BEGIN RECORD SET

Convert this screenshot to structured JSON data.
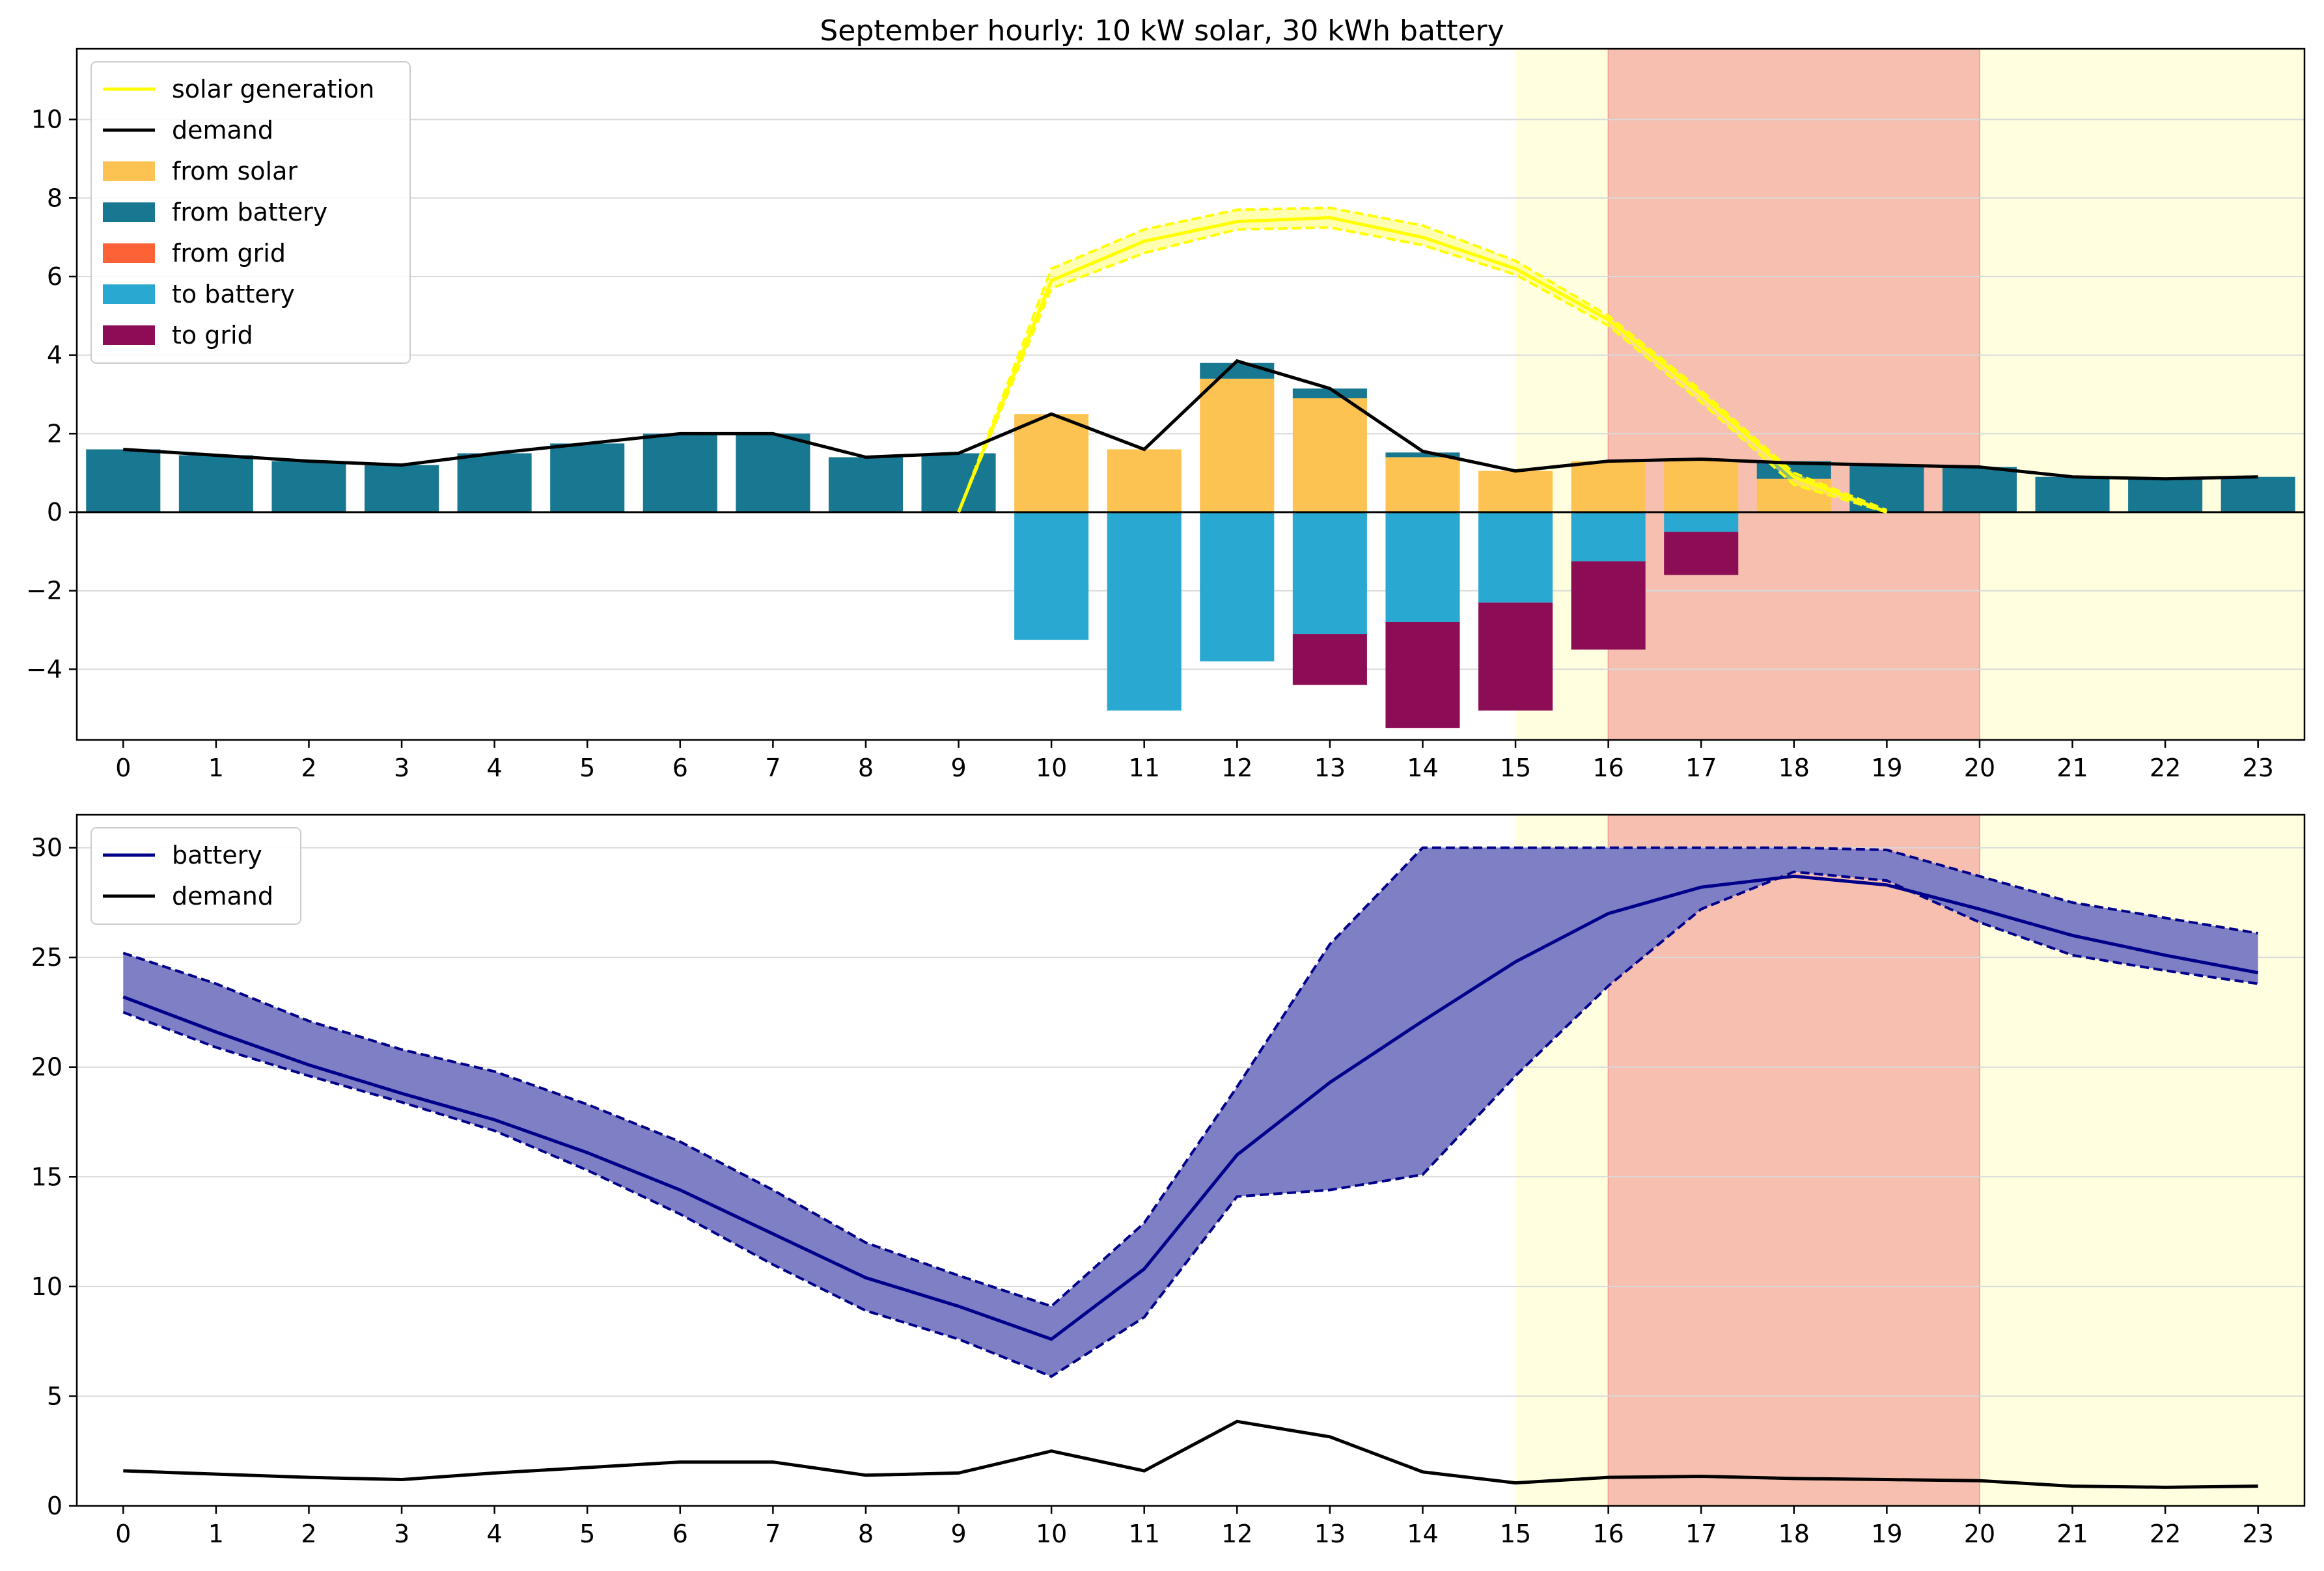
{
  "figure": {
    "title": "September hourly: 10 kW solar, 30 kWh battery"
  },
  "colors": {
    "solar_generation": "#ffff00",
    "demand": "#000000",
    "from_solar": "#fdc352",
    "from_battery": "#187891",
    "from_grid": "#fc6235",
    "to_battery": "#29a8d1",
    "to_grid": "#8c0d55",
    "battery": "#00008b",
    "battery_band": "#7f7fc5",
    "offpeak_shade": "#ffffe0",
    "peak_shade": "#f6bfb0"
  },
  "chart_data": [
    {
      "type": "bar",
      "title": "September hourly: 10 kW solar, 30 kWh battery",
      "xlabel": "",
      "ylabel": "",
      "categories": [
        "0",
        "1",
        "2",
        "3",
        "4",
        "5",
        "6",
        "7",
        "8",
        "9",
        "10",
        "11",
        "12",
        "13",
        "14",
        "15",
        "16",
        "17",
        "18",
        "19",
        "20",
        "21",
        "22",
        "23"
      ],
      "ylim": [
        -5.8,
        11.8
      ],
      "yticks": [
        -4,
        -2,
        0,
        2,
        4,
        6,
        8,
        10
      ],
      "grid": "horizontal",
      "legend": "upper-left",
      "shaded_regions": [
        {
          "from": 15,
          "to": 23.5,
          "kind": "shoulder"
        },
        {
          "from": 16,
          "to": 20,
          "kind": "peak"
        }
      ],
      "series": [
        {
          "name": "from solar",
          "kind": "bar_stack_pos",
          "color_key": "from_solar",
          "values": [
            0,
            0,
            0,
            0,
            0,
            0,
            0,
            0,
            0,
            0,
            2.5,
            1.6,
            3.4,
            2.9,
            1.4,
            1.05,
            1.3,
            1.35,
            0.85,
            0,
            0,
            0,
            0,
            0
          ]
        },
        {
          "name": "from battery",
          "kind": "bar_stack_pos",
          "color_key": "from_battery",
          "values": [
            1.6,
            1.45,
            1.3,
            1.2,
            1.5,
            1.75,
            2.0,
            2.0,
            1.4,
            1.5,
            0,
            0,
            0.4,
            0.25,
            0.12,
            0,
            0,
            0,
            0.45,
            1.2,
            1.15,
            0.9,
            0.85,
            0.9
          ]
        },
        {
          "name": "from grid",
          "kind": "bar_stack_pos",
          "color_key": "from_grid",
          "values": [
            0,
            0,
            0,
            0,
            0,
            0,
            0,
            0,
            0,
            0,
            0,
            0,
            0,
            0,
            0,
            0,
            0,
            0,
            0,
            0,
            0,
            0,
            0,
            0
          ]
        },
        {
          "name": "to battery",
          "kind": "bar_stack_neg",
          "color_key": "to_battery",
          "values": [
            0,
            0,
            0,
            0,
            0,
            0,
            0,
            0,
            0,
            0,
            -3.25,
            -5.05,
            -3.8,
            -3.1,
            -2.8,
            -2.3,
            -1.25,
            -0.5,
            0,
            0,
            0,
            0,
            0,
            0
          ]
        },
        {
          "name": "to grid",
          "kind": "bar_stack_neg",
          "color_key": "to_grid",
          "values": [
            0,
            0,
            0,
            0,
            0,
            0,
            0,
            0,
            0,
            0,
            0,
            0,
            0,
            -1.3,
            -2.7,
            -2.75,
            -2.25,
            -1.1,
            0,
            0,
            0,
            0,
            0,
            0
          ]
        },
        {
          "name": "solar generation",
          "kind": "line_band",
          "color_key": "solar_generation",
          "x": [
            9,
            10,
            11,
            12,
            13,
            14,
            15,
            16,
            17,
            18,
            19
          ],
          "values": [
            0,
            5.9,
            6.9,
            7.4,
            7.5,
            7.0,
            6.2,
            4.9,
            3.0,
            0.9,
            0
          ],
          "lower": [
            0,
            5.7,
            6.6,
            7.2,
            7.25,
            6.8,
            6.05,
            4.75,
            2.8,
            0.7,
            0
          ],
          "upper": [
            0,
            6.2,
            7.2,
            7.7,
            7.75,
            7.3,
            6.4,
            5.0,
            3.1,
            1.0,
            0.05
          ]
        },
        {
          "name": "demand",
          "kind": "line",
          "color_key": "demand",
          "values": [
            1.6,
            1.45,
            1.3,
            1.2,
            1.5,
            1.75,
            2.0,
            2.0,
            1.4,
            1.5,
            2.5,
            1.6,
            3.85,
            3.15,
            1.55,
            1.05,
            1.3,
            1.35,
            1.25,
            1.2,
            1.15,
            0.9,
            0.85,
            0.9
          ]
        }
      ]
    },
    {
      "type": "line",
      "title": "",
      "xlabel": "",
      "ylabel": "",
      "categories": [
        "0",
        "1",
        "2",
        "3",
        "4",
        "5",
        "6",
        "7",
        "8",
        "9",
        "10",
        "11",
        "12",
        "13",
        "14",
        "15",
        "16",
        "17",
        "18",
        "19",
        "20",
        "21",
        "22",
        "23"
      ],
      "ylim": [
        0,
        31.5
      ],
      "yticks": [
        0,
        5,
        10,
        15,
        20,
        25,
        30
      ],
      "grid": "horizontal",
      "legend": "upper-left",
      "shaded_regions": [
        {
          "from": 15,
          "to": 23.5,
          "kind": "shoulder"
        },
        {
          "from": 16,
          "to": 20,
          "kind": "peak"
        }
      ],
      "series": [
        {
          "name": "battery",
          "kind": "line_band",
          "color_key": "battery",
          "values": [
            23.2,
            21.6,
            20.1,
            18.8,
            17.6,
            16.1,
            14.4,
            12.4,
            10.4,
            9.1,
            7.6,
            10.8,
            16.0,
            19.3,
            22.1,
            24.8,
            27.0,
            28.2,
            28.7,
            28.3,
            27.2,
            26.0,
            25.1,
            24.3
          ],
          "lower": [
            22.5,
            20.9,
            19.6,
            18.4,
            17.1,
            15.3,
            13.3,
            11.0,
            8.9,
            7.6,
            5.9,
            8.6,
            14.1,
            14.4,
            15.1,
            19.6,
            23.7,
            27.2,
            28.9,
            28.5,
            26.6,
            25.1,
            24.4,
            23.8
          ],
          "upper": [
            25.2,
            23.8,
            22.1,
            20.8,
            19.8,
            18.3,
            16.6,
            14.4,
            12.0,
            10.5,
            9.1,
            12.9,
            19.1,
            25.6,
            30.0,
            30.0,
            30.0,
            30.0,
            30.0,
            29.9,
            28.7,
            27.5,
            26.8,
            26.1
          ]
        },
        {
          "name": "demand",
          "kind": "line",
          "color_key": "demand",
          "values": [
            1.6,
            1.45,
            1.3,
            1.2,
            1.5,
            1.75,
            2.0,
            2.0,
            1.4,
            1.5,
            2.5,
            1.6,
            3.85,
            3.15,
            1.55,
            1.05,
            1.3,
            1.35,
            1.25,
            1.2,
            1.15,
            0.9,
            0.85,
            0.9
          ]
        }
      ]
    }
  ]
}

END RECORD SET

TO BE DONE:
Copy every record above exactly, leaving out any pictures.

PROBLEM SOLUTION:
Convert this screenshot to structured JSON data.
{
  "figure": {
    "title": "September hourly: 10 kW solar, 30 kWh battery"
  },
  "colors": {
    "solar_generation": "#ffff00",
    "demand": "#000000",
    "from_solar": "#fdc352",
    "from_battery": "#187891",
    "from_grid": "#fc6235",
    "to_battery": "#29a8d1",
    "to_grid": "#8c0d55",
    "battery": "#00008b",
    "battery_band": "#7f7fc5",
    "offpeak_shade": "#ffffe0",
    "peak_shade": "#f6bfb0"
  },
  "chart_data": [
    {
      "type": "bar",
      "title": "September hourly: 10 kW solar, 30 kWh battery",
      "xlabel": "",
      "ylabel": "",
      "categories": [
        "0",
        "1",
        "2",
        "3",
        "4",
        "5",
        "6",
        "7",
        "8",
        "9",
        "10",
        "11",
        "12",
        "13",
        "14",
        "15",
        "16",
        "17",
        "18",
        "19",
        "20",
        "21",
        "22",
        "23"
      ],
      "ylim": [
        -5.8,
        11.8
      ],
      "yticks": [
        -4,
        -2,
        0,
        2,
        4,
        6,
        8,
        10
      ],
      "grid": "horizontal",
      "legend": "upper-left",
      "shaded_regions": [
        {
          "from": 15,
          "to": 23.5,
          "kind": "shoulder"
        },
        {
          "from": 16,
          "to": 20,
          "kind": "peak"
        }
      ],
      "series": [
        {
          "name": "from solar",
          "kind": "bar_stack_pos",
          "color_key": "from_solar",
          "values": [
            0,
            0,
            0,
            0,
            0,
            0,
            0,
            0,
            0,
            0,
            2.5,
            1.6,
            3.4,
            2.9,
            1.4,
            1.05,
            1.3,
            1.35,
            0.85,
            0,
            0,
            0,
            0,
            0
          ]
        },
        {
          "name": "from battery",
          "kind": "bar_stack_pos",
          "color_key": "from_battery",
          "values": [
            1.6,
            1.45,
            1.3,
            1.2,
            1.5,
            1.75,
            2.0,
            2.0,
            1.4,
            1.5,
            0,
            0,
            0.4,
            0.25,
            0.12,
            0,
            0,
            0,
            0.45,
            1.2,
            1.15,
            0.9,
            0.85,
            0.9
          ]
        },
        {
          "name": "from grid",
          "kind": "bar_stack_pos",
          "color_key": "from_grid",
          "values": [
            0,
            0,
            0,
            0,
            0,
            0,
            0,
            0,
            0,
            0,
            0,
            0,
            0,
            0,
            0,
            0,
            0,
            0,
            0,
            0,
            0,
            0,
            0,
            0
          ]
        },
        {
          "name": "to battery",
          "kind": "bar_stack_neg",
          "color_key": "to_battery",
          "values": [
            0,
            0,
            0,
            0,
            0,
            0,
            0,
            0,
            0,
            0,
            -3.25,
            -5.05,
            -3.8,
            -3.1,
            -2.8,
            -2.3,
            -1.25,
            -0.5,
            0,
            0,
            0,
            0,
            0,
            0
          ]
        },
        {
          "name": "to grid",
          "kind": "bar_stack_neg",
          "color_key": "to_grid",
          "values": [
            0,
            0,
            0,
            0,
            0,
            0,
            0,
            0,
            0,
            0,
            0,
            0,
            0,
            -1.3,
            -2.7,
            -2.75,
            -2.25,
            -1.1,
            0,
            0,
            0,
            0,
            0,
            0
          ]
        },
        {
          "name": "solar generation",
          "kind": "line_band",
          "color_key": "solar_generation",
          "x": [
            9,
            10,
            11,
            12,
            13,
            14,
            15,
            16,
            17,
            18,
            19
          ],
          "values": [
            0,
            5.9,
            6.9,
            7.4,
            7.5,
            7.0,
            6.2,
            4.9,
            3.0,
            0.9,
            0
          ],
          "lower": [
            0,
            5.7,
            6.6,
            7.2,
            7.25,
            6.8,
            6.05,
            4.75,
            2.8,
            0.7,
            0
          ],
          "upper": [
            0,
            6.2,
            7.2,
            7.7,
            7.75,
            7.3,
            6.4,
            5.0,
            3.1,
            1.0,
            0.05
          ]
        },
        {
          "name": "demand",
          "kind": "line",
          "color_key": "demand",
          "values": [
            1.6,
            1.45,
            1.3,
            1.2,
            1.5,
            1.75,
            2.0,
            2.0,
            1.4,
            1.5,
            2.5,
            1.6,
            3.85,
            3.15,
            1.55,
            1.05,
            1.3,
            1.35,
            1.25,
            1.2,
            1.15,
            0.9,
            0.85,
            0.9
          ]
        }
      ]
    },
    {
      "type": "line",
      "title": "",
      "xlabel": "",
      "ylabel": "",
      "categories": [
        "0",
        "1",
        "2",
        "3",
        "4",
        "5",
        "6",
        "7",
        "8",
        "9",
        "10",
        "11",
        "12",
        "13",
        "14",
        "15",
        "16",
        "17",
        "18",
        "19",
        "20",
        "21",
        "22",
        "23"
      ],
      "ylim": [
        0,
        31.5
      ],
      "yticks": [
        0,
        5,
        10,
        15,
        20,
        25,
        30
      ],
      "grid": "horizontal",
      "legend": "upper-left",
      "shaded_regions": [
        {
          "from": 15,
          "to": 23.5,
          "kind": "shoulder"
        },
        {
          "from": 16,
          "to": 20,
          "kind": "peak"
        }
      ],
      "series": [
        {
          "name": "battery",
          "kind": "line_band",
          "color_key": "battery",
          "values": [
            23.2,
            21.6,
            20.1,
            18.8,
            17.6,
            16.1,
            14.4,
            12.4,
            10.4,
            9.1,
            7.6,
            10.8,
            16.0,
            19.3,
            22.1,
            24.8,
            27.0,
            28.2,
            28.7,
            28.3,
            27.2,
            26.0,
            25.1,
            24.3
          ],
          "lower": [
            22.5,
            20.9,
            19.6,
            18.4,
            17.1,
            15.3,
            13.3,
            11.0,
            8.9,
            7.6,
            5.9,
            8.6,
            14.1,
            14.4,
            15.1,
            19.6,
            23.7,
            27.2,
            28.9,
            28.5,
            26.6,
            25.1,
            24.4,
            23.8
          ],
          "upper": [
            25.2,
            23.8,
            22.1,
            20.8,
            19.8,
            18.3,
            16.6,
            14.4,
            12.0,
            10.5,
            9.1,
            12.9,
            19.1,
            25.6,
            30.0,
            30.0,
            30.0,
            30.0,
            30.0,
            29.9,
            28.7,
            27.5,
            26.8,
            26.1
          ]
        },
        {
          "name": "demand",
          "kind": "line",
          "color_key": "demand",
          "values": [
            1.6,
            1.45,
            1.3,
            1.2,
            1.5,
            1.75,
            2.0,
            2.0,
            1.4,
            1.5,
            2.5,
            1.6,
            3.85,
            3.15,
            1.55,
            1.05,
            1.3,
            1.35,
            1.25,
            1.2,
            1.15,
            0.9,
            0.85,
            0.9
          ]
        }
      ]
    }
  ]
}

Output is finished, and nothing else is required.